→ **Given exercise**: Take from the listing each line that has the string "JSON".

→ **Records for this task**:
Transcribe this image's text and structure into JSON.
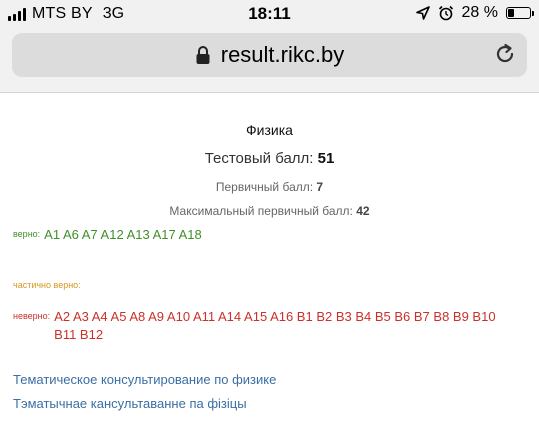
{
  "status_bar": {
    "carrier": "MTS BY",
    "network": "3G",
    "time": "18:11",
    "battery_percent": "28 %",
    "battery_level": 0.28,
    "icons": [
      "signal-icon",
      "location-arrow-icon",
      "alarm-clock-icon",
      "battery-icon"
    ]
  },
  "address_bar": {
    "url": "result.rikc.by",
    "icons": [
      "lock-icon",
      "reload-icon"
    ]
  },
  "result": {
    "subject": "Физика",
    "test_score_label": "Тестовый балл:",
    "test_score": "51",
    "primary_score_label": "Первичный балл:",
    "primary_score": "7",
    "max_primary_label": "Максимальный первичный балл:",
    "max_primary": "42",
    "correct_label": "верно:",
    "correct_items": "A1 A6 A7 A12 A13 A17 A18",
    "partial_label": "частично верно:",
    "wrong_label": "неверно:",
    "wrong_items": "A2 A3 A4 A5 A8 A9 A10 A11 A14 A15 A16 B1 B2 B3 B4 B5 B6 B7 B8 B9 B10 B11 B12"
  },
  "links": {
    "consult_ru": "Тематическое консультирование по физике",
    "consult_by": "Тэматычнае кансультаванне па фізіцы"
  },
  "colors": {
    "correct": "#3f8f2a",
    "partial": "#d8961c",
    "wrong": "#c9312a",
    "link": "#3b6ea5"
  }
}
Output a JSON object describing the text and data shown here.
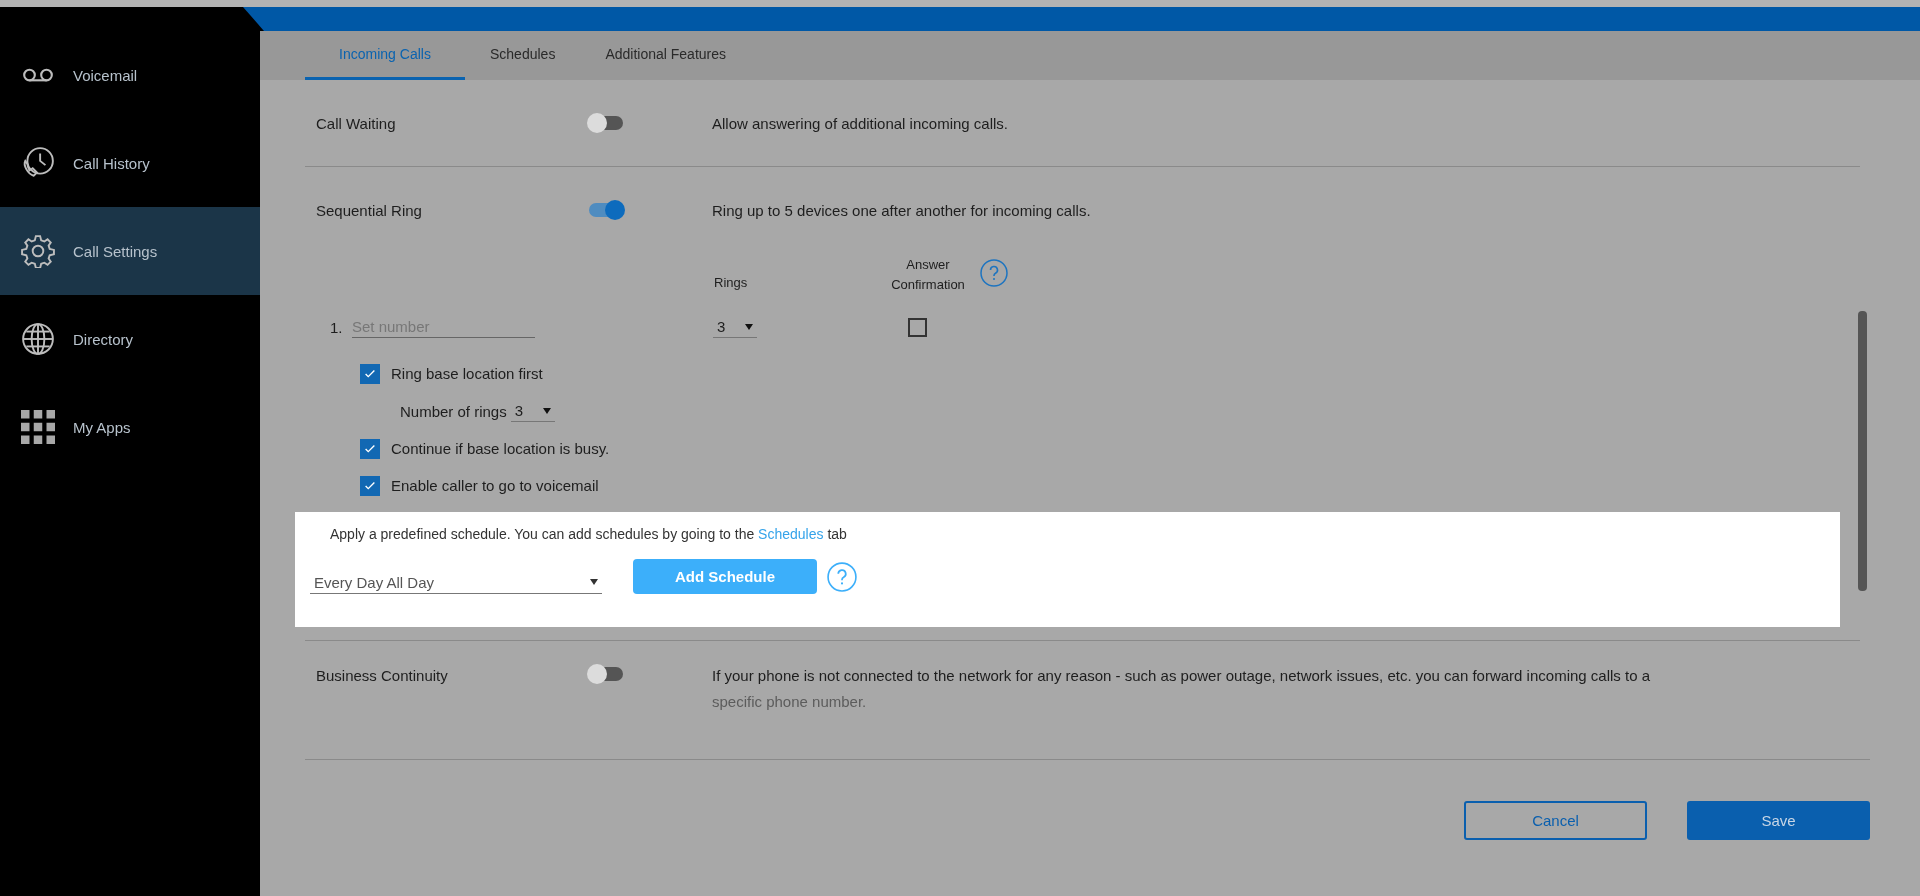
{
  "sidebar": {
    "items": [
      {
        "label": "Voicemail",
        "selected": false
      },
      {
        "label": "Call History",
        "selected": false
      },
      {
        "label": "Call Settings",
        "selected": true
      },
      {
        "label": "Directory",
        "selected": false
      },
      {
        "label": "My Apps",
        "selected": false
      }
    ]
  },
  "tabs": [
    {
      "label": "Incoming Calls",
      "selected": true
    },
    {
      "label": "Schedules",
      "selected": false
    },
    {
      "label": "Additional Features",
      "selected": false
    }
  ],
  "call_waiting": {
    "label": "Call Waiting",
    "on": false,
    "description": "Allow answering of additional incoming calls."
  },
  "sequential_ring": {
    "label": "Sequential Ring",
    "on": true,
    "description": "Ring up to 5 devices one after another for incoming calls.",
    "rings_header": "Rings",
    "answer_confirmation_header": "Answer Confirmation",
    "devices": [
      {
        "index": "1.",
        "placeholder": "Set number",
        "rings": "3",
        "answer_confirmation": false
      }
    ],
    "options": [
      {
        "kind": "checkbox",
        "label": "Ring base location first",
        "checked": true
      },
      {
        "kind": "select",
        "label": "Number of rings",
        "value": "3"
      },
      {
        "kind": "checkbox",
        "label": "Continue if base location is busy.",
        "checked": true
      },
      {
        "kind": "checkbox",
        "label": "Enable caller to go to voicemail",
        "checked": true
      }
    ]
  },
  "schedule_panel": {
    "text": "Apply a predefined schedule. You can add schedules by going to the",
    "link": "Schedules",
    "text_after": "tab",
    "select": "Every Day All Day",
    "button": "Add Schedule"
  },
  "business_continuity": {
    "label": "Business Continuity",
    "on": false,
    "lines": [
      "If your phone is not connected to the network for any reason - such as power outage, network issues, etc. you can forward incoming calls to a",
      "specific phone number."
    ]
  },
  "buttons": {
    "cancel": "Cancel",
    "save": "Save"
  }
}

→ **Full output**:
Transcribe this image's text and structure into JSON.
Output a JSON object describing the text and data shown here.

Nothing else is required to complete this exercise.